%%
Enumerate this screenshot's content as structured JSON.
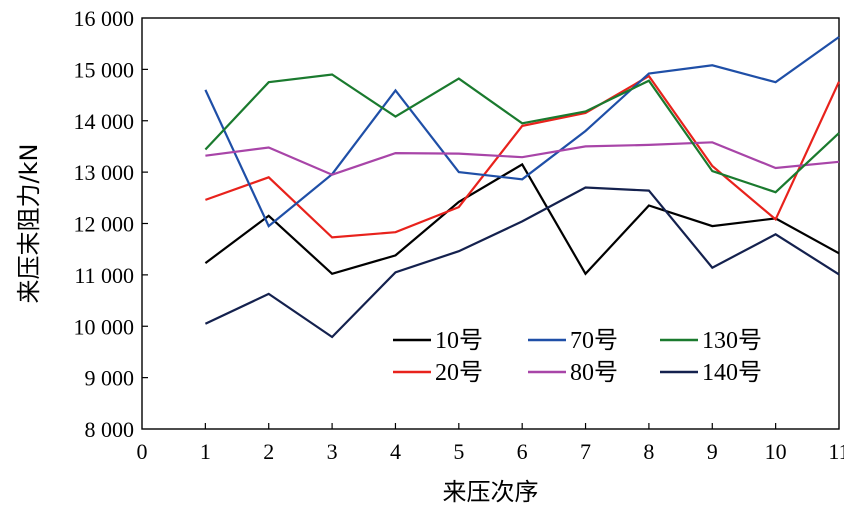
{
  "chart_data": {
    "type": "line",
    "title": "",
    "xlabel": "来压次序",
    "ylabel": "来压末阻力/kN",
    "xlim": [
      0,
      11
    ],
    "ylim": [
      8000,
      16000
    ],
    "x_ticks": [
      {
        "value": 0,
        "label": "0"
      },
      {
        "value": 1,
        "label": "1"
      },
      {
        "value": 2,
        "label": "2"
      },
      {
        "value": 3,
        "label": "3"
      },
      {
        "value": 4,
        "label": "4"
      },
      {
        "value": 5,
        "label": "5"
      },
      {
        "value": 6,
        "label": "6"
      },
      {
        "value": 7,
        "label": "7"
      },
      {
        "value": 8,
        "label": "8"
      },
      {
        "value": 9,
        "label": "9"
      },
      {
        "value": 10,
        "label": "10"
      },
      {
        "value": 11,
        "label": "11"
      }
    ],
    "y_ticks": [
      {
        "value": 8000,
        "label": "8 000"
      },
      {
        "value": 9000,
        "label": "9 000"
      },
      {
        "value": 10000,
        "label": "10 000"
      },
      {
        "value": 11000,
        "label": "11 000"
      },
      {
        "value": 12000,
        "label": "12 000"
      },
      {
        "value": 13000,
        "label": "13 000"
      },
      {
        "value": 14000,
        "label": "14 000"
      },
      {
        "value": 15000,
        "label": "15 000"
      },
      {
        "value": 16000,
        "label": "16 000"
      }
    ],
    "grid": false,
    "legend_position": "bottom-right",
    "x": [
      1,
      2,
      3,
      4,
      5,
      6,
      7,
      8,
      9,
      10,
      11
    ],
    "series": [
      {
        "name": "10号",
        "color": "#000000",
        "values": [
          11230,
          12150,
          11020,
          11380,
          12420,
          13150,
          11020,
          12350,
          11950,
          12100,
          11420
        ]
      },
      {
        "name": "20号",
        "color": "#e8221c",
        "values": [
          12460,
          12900,
          11730,
          11830,
          12320,
          13900,
          14150,
          14870,
          13120,
          12080,
          14760
        ]
      },
      {
        "name": "70号",
        "color": "#1f4fa7",
        "values": [
          14600,
          11950,
          12960,
          14590,
          13000,
          12860,
          13800,
          14920,
          15080,
          14750,
          15630
        ]
      },
      {
        "name": "80号",
        "color": "#a845a8",
        "values": [
          13320,
          13480,
          12950,
          13370,
          13360,
          13290,
          13500,
          13530,
          13580,
          13080,
          13200
        ]
      },
      {
        "name": "130号",
        "color": "#1a7a2e",
        "values": [
          13440,
          14750,
          14900,
          14080,
          14820,
          13950,
          14180,
          14780,
          13020,
          12610,
          13760
        ]
      },
      {
        "name": "140号",
        "color": "#14214e",
        "values": [
          10050,
          10630,
          9790,
          11050,
          11460,
          12040,
          12700,
          12640,
          11140,
          11790,
          11010
        ]
      }
    ]
  }
}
%%
■ SHORT TASK
Of the lines in the listing above, how many hold the string "name"? Reply with the number only.

■ FINAL RESULT
6